Dataset entries
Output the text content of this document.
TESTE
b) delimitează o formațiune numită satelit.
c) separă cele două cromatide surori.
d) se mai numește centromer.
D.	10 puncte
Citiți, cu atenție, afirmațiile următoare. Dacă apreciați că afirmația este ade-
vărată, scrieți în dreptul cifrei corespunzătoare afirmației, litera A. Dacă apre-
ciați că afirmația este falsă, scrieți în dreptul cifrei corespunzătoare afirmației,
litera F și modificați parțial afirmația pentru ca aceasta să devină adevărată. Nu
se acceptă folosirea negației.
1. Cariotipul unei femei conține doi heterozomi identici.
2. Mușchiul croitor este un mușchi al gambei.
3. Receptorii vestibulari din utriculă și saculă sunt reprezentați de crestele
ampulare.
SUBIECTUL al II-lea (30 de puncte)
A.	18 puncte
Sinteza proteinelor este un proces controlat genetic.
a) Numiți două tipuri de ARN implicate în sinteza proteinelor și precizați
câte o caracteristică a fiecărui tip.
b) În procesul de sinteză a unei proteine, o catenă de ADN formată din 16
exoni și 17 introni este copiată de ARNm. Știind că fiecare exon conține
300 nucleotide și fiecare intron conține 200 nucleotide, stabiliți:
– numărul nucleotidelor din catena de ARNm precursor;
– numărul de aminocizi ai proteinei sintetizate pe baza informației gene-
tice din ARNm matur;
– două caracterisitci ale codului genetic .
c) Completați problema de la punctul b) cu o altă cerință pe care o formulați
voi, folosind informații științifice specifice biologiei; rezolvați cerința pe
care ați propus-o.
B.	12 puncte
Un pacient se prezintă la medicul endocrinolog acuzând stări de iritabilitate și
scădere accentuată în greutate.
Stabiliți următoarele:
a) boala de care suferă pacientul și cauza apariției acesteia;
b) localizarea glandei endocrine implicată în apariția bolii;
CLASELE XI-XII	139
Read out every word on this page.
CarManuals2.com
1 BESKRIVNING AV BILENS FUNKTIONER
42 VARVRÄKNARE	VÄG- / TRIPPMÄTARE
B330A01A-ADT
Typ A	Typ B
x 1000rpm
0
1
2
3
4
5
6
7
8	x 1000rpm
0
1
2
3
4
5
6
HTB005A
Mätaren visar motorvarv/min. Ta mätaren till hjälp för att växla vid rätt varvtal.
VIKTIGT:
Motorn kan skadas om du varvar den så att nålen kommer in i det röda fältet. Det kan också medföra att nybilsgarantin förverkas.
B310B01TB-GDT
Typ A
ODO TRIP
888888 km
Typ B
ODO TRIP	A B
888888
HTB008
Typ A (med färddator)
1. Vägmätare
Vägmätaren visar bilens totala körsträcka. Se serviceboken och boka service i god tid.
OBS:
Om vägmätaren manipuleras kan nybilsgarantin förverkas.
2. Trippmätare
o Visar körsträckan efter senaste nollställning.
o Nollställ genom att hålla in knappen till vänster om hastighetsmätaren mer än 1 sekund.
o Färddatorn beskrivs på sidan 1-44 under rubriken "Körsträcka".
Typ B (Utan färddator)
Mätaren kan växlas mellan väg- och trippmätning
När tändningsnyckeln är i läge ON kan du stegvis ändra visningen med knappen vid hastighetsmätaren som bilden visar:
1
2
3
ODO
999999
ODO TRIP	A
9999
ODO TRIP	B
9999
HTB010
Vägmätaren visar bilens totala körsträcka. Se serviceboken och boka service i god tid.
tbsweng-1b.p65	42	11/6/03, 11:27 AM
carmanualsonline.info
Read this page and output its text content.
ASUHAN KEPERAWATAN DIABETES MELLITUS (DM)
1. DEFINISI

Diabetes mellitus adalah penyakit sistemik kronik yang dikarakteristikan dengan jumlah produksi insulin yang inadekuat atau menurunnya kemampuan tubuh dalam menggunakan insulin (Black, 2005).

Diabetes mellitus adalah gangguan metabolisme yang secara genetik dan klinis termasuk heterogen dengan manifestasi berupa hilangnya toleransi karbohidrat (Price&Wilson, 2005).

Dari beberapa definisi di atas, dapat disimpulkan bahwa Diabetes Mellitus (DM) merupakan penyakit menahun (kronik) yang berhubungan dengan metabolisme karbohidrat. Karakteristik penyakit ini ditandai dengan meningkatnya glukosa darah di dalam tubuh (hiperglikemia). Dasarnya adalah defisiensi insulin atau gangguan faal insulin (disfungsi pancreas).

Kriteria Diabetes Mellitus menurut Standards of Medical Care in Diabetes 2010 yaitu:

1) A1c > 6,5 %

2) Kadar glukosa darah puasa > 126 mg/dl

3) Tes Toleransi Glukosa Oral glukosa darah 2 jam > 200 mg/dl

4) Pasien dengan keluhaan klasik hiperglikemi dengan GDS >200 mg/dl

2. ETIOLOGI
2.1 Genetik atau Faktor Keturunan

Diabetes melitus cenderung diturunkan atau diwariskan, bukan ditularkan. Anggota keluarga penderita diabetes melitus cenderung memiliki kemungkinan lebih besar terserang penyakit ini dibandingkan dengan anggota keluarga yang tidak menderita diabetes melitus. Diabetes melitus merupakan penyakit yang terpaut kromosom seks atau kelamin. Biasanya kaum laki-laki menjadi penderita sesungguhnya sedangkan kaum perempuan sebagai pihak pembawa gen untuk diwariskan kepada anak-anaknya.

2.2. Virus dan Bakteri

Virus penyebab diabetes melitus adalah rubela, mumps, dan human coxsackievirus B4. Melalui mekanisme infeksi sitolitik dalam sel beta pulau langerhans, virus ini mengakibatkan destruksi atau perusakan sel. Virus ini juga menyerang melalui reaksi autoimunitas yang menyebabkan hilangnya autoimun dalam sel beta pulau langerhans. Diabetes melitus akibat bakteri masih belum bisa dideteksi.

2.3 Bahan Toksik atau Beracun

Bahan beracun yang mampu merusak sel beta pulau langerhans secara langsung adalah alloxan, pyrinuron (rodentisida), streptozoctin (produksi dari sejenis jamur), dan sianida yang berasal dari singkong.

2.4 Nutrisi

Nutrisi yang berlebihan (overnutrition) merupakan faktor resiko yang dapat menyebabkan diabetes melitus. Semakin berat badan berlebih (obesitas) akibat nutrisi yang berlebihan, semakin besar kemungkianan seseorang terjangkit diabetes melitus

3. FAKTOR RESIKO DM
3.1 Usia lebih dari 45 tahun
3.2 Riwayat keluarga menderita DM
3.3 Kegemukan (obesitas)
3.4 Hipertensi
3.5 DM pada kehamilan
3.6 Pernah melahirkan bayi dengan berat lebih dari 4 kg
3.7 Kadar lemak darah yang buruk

# WHAT YOU NEED TO DO
Among the lines of the data, some may contain the string "dreptul"; report how many, and nothing more.

# FINISHED TASK
2